> Your goal:
Write out the material again word for word, dropping any images it holds.
--
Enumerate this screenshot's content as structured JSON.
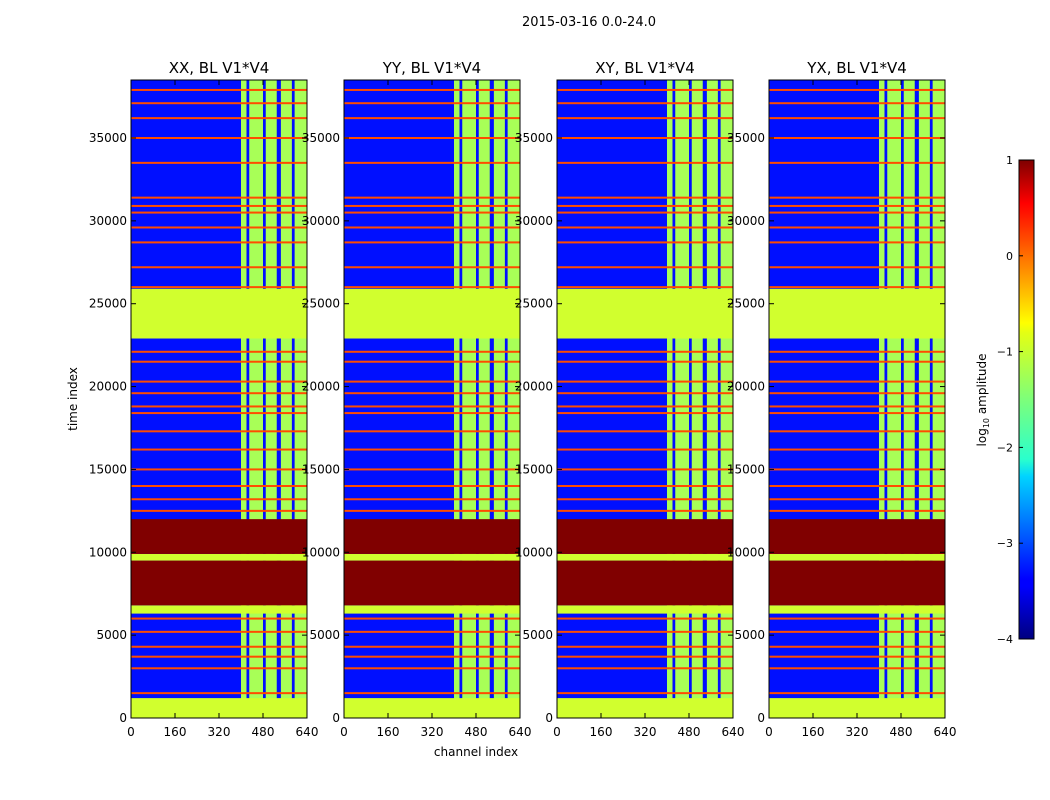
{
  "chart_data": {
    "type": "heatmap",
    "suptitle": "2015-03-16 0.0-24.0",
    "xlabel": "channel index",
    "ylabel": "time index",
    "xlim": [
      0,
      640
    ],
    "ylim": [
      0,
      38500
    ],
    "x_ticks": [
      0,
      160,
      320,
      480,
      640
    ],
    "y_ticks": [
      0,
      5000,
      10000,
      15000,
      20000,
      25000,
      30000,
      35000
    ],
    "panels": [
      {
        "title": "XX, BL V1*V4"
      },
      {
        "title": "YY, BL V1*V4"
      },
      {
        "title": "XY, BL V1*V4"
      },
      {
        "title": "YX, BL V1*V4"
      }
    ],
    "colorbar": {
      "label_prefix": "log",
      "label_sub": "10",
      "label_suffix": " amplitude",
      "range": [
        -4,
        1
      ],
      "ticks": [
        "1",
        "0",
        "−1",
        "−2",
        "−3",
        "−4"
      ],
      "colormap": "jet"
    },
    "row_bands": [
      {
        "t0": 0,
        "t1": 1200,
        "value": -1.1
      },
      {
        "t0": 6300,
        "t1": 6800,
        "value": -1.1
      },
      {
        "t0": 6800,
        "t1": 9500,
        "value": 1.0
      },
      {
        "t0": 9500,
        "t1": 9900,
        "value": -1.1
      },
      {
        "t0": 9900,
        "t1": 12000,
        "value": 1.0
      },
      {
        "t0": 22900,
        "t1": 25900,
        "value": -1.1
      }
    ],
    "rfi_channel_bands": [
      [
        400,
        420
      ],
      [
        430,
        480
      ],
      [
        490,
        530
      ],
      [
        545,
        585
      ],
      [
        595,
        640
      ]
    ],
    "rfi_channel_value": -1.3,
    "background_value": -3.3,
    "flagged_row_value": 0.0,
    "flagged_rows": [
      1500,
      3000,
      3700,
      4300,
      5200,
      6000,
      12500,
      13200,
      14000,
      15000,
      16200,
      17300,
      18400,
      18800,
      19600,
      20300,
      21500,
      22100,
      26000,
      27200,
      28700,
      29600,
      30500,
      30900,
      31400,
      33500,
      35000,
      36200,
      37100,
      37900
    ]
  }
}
--
> Solution to the exercise:
Enumerate this screenshot's content as structured JSON.
{
  "chart_data": {
    "type": "heatmap",
    "suptitle": "2015-03-16 0.0-24.0",
    "xlabel": "channel index",
    "ylabel": "time index",
    "xlim": [
      0,
      640
    ],
    "ylim": [
      0,
      38500
    ],
    "x_ticks": [
      0,
      160,
      320,
      480,
      640
    ],
    "y_ticks": [
      0,
      5000,
      10000,
      15000,
      20000,
      25000,
      30000,
      35000
    ],
    "panels": [
      {
        "title": "XX, BL V1*V4"
      },
      {
        "title": "YY, BL V1*V4"
      },
      {
        "title": "XY, BL V1*V4"
      },
      {
        "title": "YX, BL V1*V4"
      }
    ],
    "colorbar": {
      "label_prefix": "log",
      "label_sub": "10",
      "label_suffix": " amplitude",
      "range": [
        -4,
        1
      ],
      "ticks": [
        "1",
        "0",
        "−1",
        "−2",
        "−3",
        "−4"
      ],
      "colormap": "jet"
    },
    "row_bands": [
      {
        "t0": 0,
        "t1": 1200,
        "value": -1.1
      },
      {
        "t0": 6300,
        "t1": 6800,
        "value": -1.1
      },
      {
        "t0": 6800,
        "t1": 9500,
        "value": 1.0
      },
      {
        "t0": 9500,
        "t1": 9900,
        "value": -1.1
      },
      {
        "t0": 9900,
        "t1": 12000,
        "value": 1.0
      },
      {
        "t0": 22900,
        "t1": 25900,
        "value": -1.1
      }
    ],
    "rfi_channel_bands": [
      [
        400,
        420
      ],
      [
        430,
        480
      ],
      [
        490,
        530
      ],
      [
        545,
        585
      ],
      [
        595,
        640
      ]
    ],
    "rfi_channel_value": -1.3,
    "background_value": -3.3,
    "flagged_row_value": 0.0,
    "flagged_rows": [
      1500,
      3000,
      3700,
      4300,
      5200,
      6000,
      12500,
      13200,
      14000,
      15000,
      16200,
      17300,
      18400,
      18800,
      19600,
      20300,
      21500,
      22100,
      26000,
      27200,
      28700,
      29600,
      30500,
      30900,
      31400,
      33500,
      35000,
      36200,
      37100,
      37900
    ]
  }
}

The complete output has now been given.